:: Requirements ::
How many lines in the entries below contain "page"? Answer with the number only.

━━━ Recorded data ━━━

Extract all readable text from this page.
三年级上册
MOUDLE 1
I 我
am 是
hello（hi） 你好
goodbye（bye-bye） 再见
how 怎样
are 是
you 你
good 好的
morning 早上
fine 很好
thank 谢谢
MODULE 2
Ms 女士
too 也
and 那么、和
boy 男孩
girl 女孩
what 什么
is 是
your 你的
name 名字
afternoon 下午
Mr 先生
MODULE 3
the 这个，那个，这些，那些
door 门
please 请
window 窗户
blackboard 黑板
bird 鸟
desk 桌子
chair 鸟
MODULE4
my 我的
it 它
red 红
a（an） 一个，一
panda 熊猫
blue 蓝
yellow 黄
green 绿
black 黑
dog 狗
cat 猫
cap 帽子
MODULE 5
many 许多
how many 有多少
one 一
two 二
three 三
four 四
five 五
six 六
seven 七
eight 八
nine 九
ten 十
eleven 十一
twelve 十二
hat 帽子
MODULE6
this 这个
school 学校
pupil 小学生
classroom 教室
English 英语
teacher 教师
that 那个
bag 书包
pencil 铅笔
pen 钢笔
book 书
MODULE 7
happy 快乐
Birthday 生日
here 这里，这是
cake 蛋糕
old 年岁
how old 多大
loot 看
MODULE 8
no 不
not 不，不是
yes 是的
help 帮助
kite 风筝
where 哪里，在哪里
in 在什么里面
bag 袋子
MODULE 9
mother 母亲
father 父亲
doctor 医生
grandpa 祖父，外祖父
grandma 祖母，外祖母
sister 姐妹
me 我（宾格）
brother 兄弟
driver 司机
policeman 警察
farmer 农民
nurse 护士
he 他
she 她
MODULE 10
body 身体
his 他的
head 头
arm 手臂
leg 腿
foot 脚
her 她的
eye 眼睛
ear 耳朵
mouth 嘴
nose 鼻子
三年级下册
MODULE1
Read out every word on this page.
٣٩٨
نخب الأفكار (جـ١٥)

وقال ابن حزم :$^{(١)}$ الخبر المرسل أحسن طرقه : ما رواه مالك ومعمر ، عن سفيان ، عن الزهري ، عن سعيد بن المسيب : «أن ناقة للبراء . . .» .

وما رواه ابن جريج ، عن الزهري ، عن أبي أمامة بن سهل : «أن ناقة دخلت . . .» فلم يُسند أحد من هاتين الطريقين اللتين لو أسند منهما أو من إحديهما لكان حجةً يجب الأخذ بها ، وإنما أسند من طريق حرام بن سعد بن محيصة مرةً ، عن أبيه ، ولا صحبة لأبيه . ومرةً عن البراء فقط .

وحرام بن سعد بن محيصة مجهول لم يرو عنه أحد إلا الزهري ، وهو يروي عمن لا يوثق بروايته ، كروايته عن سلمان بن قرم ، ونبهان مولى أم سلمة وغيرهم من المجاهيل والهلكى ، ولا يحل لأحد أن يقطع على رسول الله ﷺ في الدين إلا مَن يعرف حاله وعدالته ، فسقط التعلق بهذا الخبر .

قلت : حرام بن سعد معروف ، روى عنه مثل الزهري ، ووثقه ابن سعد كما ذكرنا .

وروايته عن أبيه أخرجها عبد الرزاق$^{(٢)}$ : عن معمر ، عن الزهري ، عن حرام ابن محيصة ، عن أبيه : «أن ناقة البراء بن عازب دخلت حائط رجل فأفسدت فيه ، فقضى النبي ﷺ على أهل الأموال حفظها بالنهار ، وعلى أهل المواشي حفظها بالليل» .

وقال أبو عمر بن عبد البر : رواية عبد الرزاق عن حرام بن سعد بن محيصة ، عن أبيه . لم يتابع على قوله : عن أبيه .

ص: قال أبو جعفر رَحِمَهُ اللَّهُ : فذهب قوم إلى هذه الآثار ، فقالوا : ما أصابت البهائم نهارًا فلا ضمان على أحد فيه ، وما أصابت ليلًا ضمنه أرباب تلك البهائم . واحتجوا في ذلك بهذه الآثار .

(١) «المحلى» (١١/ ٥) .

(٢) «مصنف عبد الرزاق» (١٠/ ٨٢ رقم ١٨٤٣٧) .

━━━

:: Reply to the task ::
2